Records
▬▬▬▬▬▬

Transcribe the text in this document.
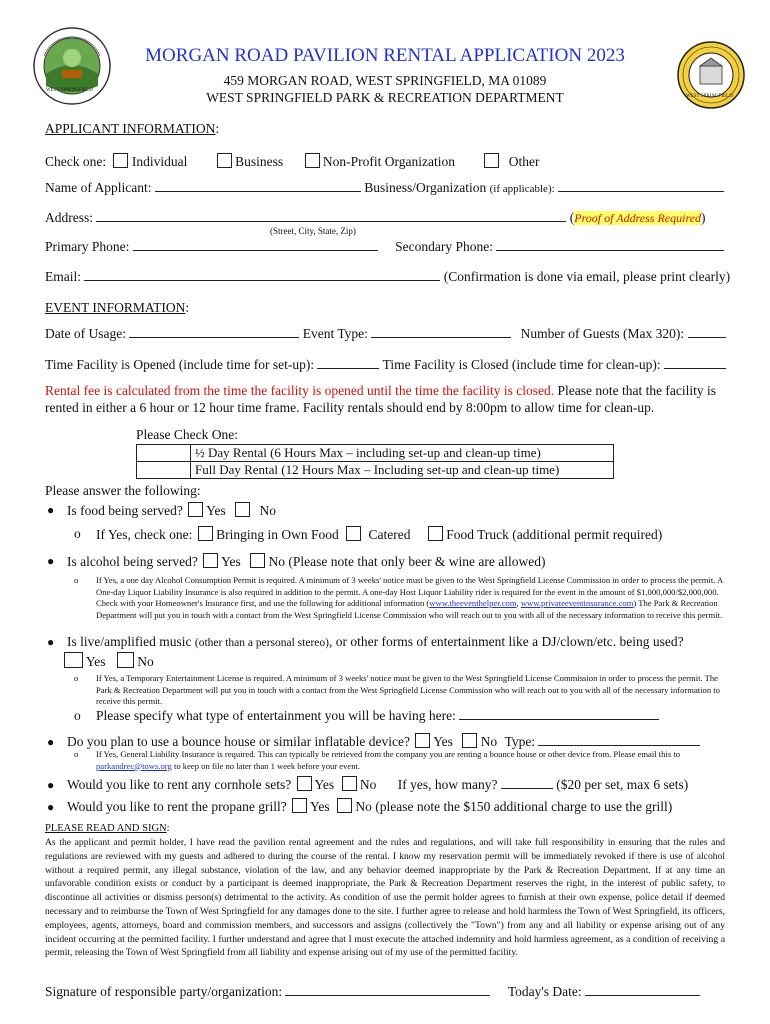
WEST SPRINGFIELD
WEST SPRINGFIELD
MORGAN ROAD PAVILION RENTAL APPLICATION 2023
459 MORGAN ROAD, WEST SPRINGFIELD, MA 01089
WEST SPRINGFIELD PARK & RECREATION DEPARTMENT
APPLICANT INFORMATION:
Check one: Individual	Business	Non-Profit Organization	Other
Name of Applicant:	Business/Organization (if applicable):
Address:	(Proof of Address Required)
(Street, City, State, Zip)
Primary Phone:	Secondary Phone:
Email:	(Confirmation is done via email, please print clearly)
EVENT INFORMATION:
Date of Usage:	Event Type:	Number of Guests (Max 320):
Time Facility is Opened (include time for set-up):	Time Facility is Closed (include time for clean-up):
Rental fee is calculated from the time the facility is opened until the time the facility is closed. Please note that the facility is rented in either a 6 hour or 12 hour time frame. Facility rentals should end by 8:00pm to allow time for clean-up.
Please Check One:
	½ Day Rental (6 Hours Max – including set-up and clean-up time)
	Full Day Rental (12 Hours Max – Including set-up and clean-up time)
Please answer the following:
● Is food being served? Yes	No
o If Yes, check one: Bringing in Own Food Catered	Food Truck (additional permit required)
● Is alcohol being served? Yes No (Please note that only beer & wine are allowed)
o If Yes, a one day Alcohol Consumption Permit is required. A minimum of 3 weeks' notice must be given to the West Springfield License Commission in order to process the permit. A One-day Liquor Liability Insurance is also required in addition to the permit. A one-day Host Liquor Liability rider is required for the event in the amount of $1,000,000/$2,000,000. Check with your Homeowner's Insurance first, and use the following for additional information (www.theeventhelper.com, www.privateeventinsurance.com) The Park & Recreation Department will put you in touch with a contact from the West Springfield License Commission who will reach out to you with all of the necessary information to receive this permit.
● Is live/amplified music (other than a personal stereo), or other forms of entertainment like a DJ/clown/etc. being used?
Yes No
o If Yes, a Temporary Entertainment License is required. A minimum of 3 weeks' notice must be given to the West Springfield License Commission in order to process the permit. The Park & Recreation Department will put you in touch with a contact from the West Springfield License Commission who will reach out to you with all of the necessary information to receive this permit.
o Please specify what type of entertainment you will be having here:
● Do you plan to use a bounce house or similar inflatable device? Yes No Type:
o If Yes, General Liability Insurance is required. This can typically be retrieved from the company you are renting a bounce house or other device from. Please email this to
parkandrec@tows.org to keep on file no later than 1 week before your event.
● Would you like to rent any cornhole sets? Yes No If yes, how many?	($20 per set, max 6 sets)
● Would you like to rent the propane grill? Yes No (please note the $150 additional charge to use the grill)
PLEASE READ AND SIGN:
As the applicant and permit holder, I have read the pavilion rental agreement and the rules and regulations, and will take full responsibility in ensuring that the rules and regulations are reviewed with my guests and adhered to during the course of the rental. I know my reservation permit will be immediately revoked if there is use of alcohol without a required permit, any illegal substance, violation of the law, and any behavior deemed inappropriate by the Park & Recreation Department. If at any time an unfavorable condition exists or conduct by a participant is deemed inappropriate, the Park & Recreation Department reserves the right, in the interest of public safety, to discontinue all activities or dismiss person(s) detrimental to the activity. As condition of use the permit holder agrees to furnish at their own expense, police detail if deemed necessary and to reimburse the Town of West Springfield for any damages done to the site. I further agree to release and hold harmless the Town of West Springfield, its officers, employees, agents, attorneys, board and commission members, and successors and assigns (collectively the "Town") from any and all liability or expense arising out of any incident occurring at the permitted facility. I further understand and agree that I must execute the attached indemnity and hold harmless agreement, as a condition of receiving a permit, releasing the Town of West Springfield from all liability and expense arising out of my use of the permitted facility.
Signature of responsible party/organization:	Today's Date:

▬▬▬▬▬▬

* _REQUIREMENT_: From the records above, pull out each line that has "Date".

* _THE REPLY_:
Date of Usage:	Event Type:	Number of Guests (Max 320):
Signature of responsible party/organization:	Today's Date:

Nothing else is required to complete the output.